─── STORED RECORDS
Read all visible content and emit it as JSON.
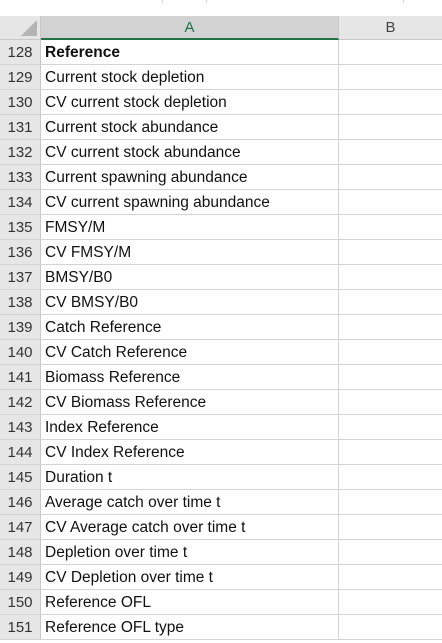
{
  "columns": {
    "a": "A",
    "b": "B"
  },
  "rows": [
    {
      "num": "128",
      "a": "Reference",
      "bold": true
    },
    {
      "num": "129",
      "a": "Current stock depletion"
    },
    {
      "num": "130",
      "a": "CV current stock depletion"
    },
    {
      "num": "131",
      "a": "Current stock abundance"
    },
    {
      "num": "132",
      "a": "CV current stock abundance"
    },
    {
      "num": "133",
      "a": "Current spawning abundance"
    },
    {
      "num": "134",
      "a": "CV current spawning abundance"
    },
    {
      "num": "135",
      "a": "FMSY/M"
    },
    {
      "num": "136",
      "a": "CV FMSY/M"
    },
    {
      "num": "137",
      "a": "BMSY/B0"
    },
    {
      "num": "138",
      "a": "CV BMSY/B0"
    },
    {
      "num": "139",
      "a": "Catch Reference"
    },
    {
      "num": "140",
      "a": "CV Catch Reference"
    },
    {
      "num": "141",
      "a": "Biomass Reference"
    },
    {
      "num": "142",
      "a": "CV Biomass Reference"
    },
    {
      "num": "143",
      "a": "Index Reference"
    },
    {
      "num": "144",
      "a": "CV Index Reference"
    },
    {
      "num": "145",
      "a": "Duration t"
    },
    {
      "num": "146",
      "a": "Average catch over time t"
    },
    {
      "num": "147",
      "a": "CV Average catch over time t"
    },
    {
      "num": "148",
      "a": "Depletion over time t"
    },
    {
      "num": "149",
      "a": "CV Depletion over time t"
    },
    {
      "num": "150",
      "a": "Reference OFL"
    },
    {
      "num": "151",
      "a": "Reference OFL type"
    }
  ]
}
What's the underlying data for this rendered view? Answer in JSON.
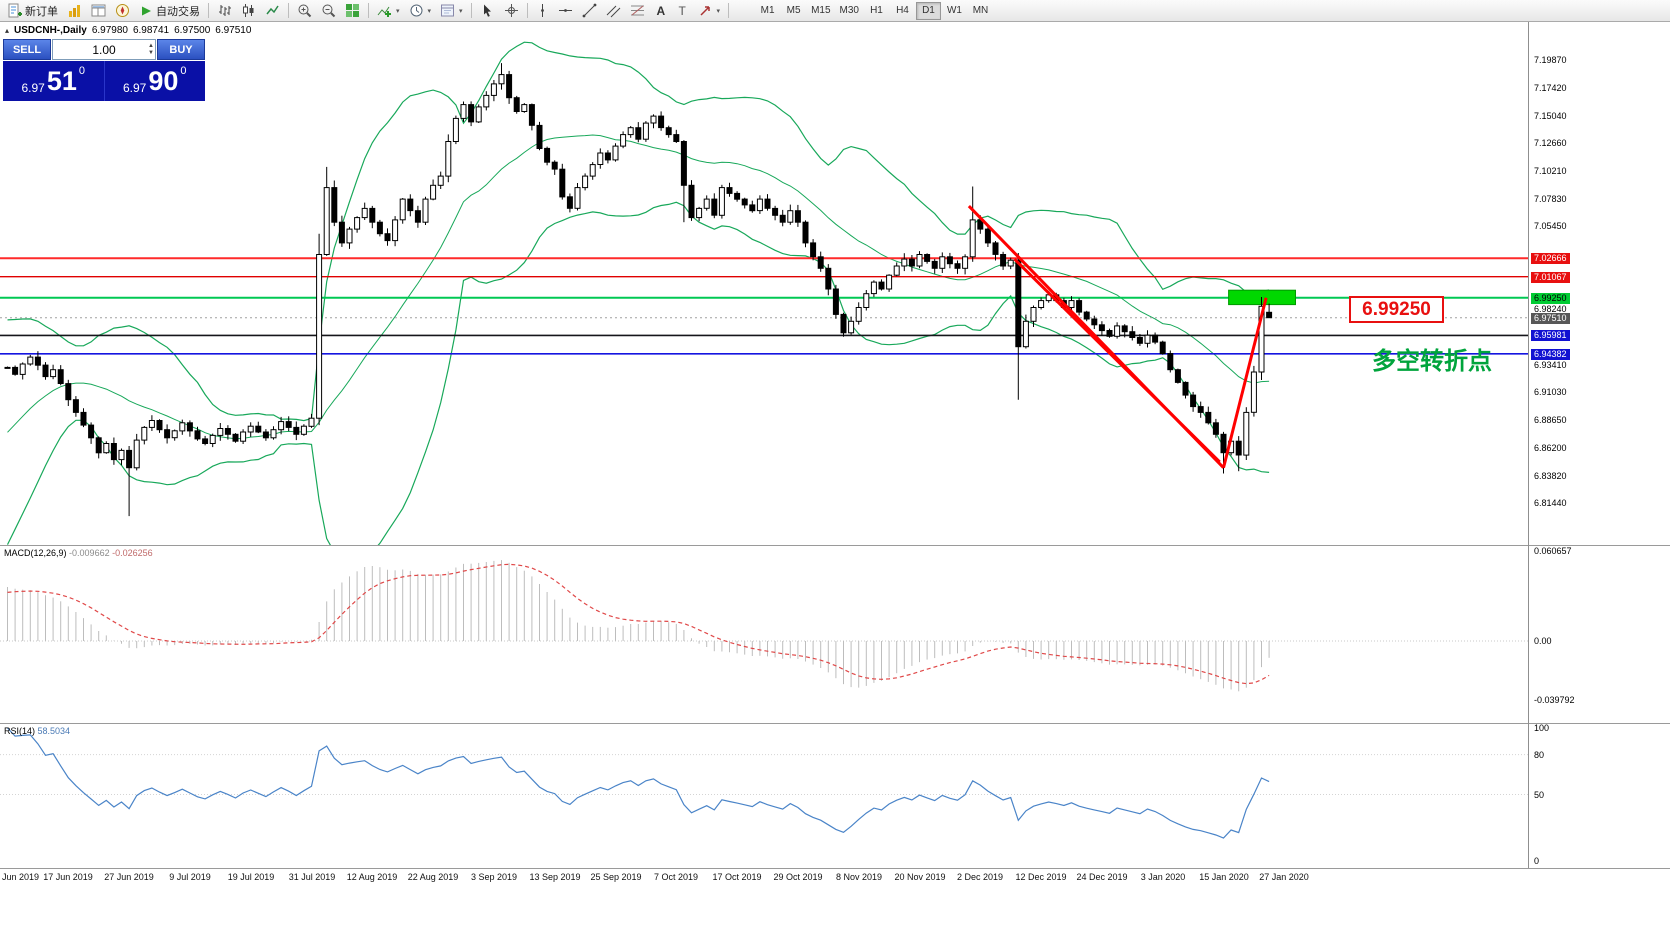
──────
Extract the full listing exactly, with the pictures left out.

ANSWER TO THE PROBLEM:
Read all visible content and emit it as JSON.
{
  "columns": {
    "a": "A",
    "b": "B"
  },
  "rows": [
    {
      "num": "128",
      "a": "Reference",
      "bold": true
    },
    {
      "num": "129",
      "a": "Current stock depletion"
    },
    {
      "num": "130",
      "a": "CV current stock depletion"
    },
    {
      "num": "131",
      "a": "Current stock abundance"
    },
    {
      "num": "132",
      "a": "CV current stock abundance"
    },
    {
      "num": "133",
      "a": "Current spawning abundance"
    },
    {
      "num": "134",
      "a": "CV current spawning abundance"
    },
    {
      "num": "135",
      "a": "FMSY/M"
    },
    {
      "num": "136",
      "a": "CV FMSY/M"
    },
    {
      "num": "137",
      "a": "BMSY/B0"
    },
    {
      "num": "138",
      "a": "CV BMSY/B0"
    },
    {
      "num": "139",
      "a": "Catch Reference"
    },
    {
      "num": "140",
      "a": "CV Catch Reference"
    },
    {
      "num": "141",
      "a": "Biomass Reference"
    },
    {
      "num": "142",
      "a": "CV Biomass Reference"
    },
    {
      "num": "143",
      "a": "Index Reference"
    },
    {
      "num": "144",
      "a": "CV Index Reference"
    },
    {
      "num": "145",
      "a": "Duration t"
    },
    {
      "num": "146",
      "a": "Average catch over time t"
    },
    {
      "num": "147",
      "a": "CV Average catch over time t"
    },
    {
      "num": "148",
      "a": "Depletion over time t"
    },
    {
      "num": "149",
      "a": "CV Depletion over time t"
    },
    {
      "num": "150",
      "a": "Reference OFL"
    },
    {
      "num": "151",
      "a": "Reference OFL type"
    }
  ]
}
What's the underlying data for this rendered view? Answer in JSON.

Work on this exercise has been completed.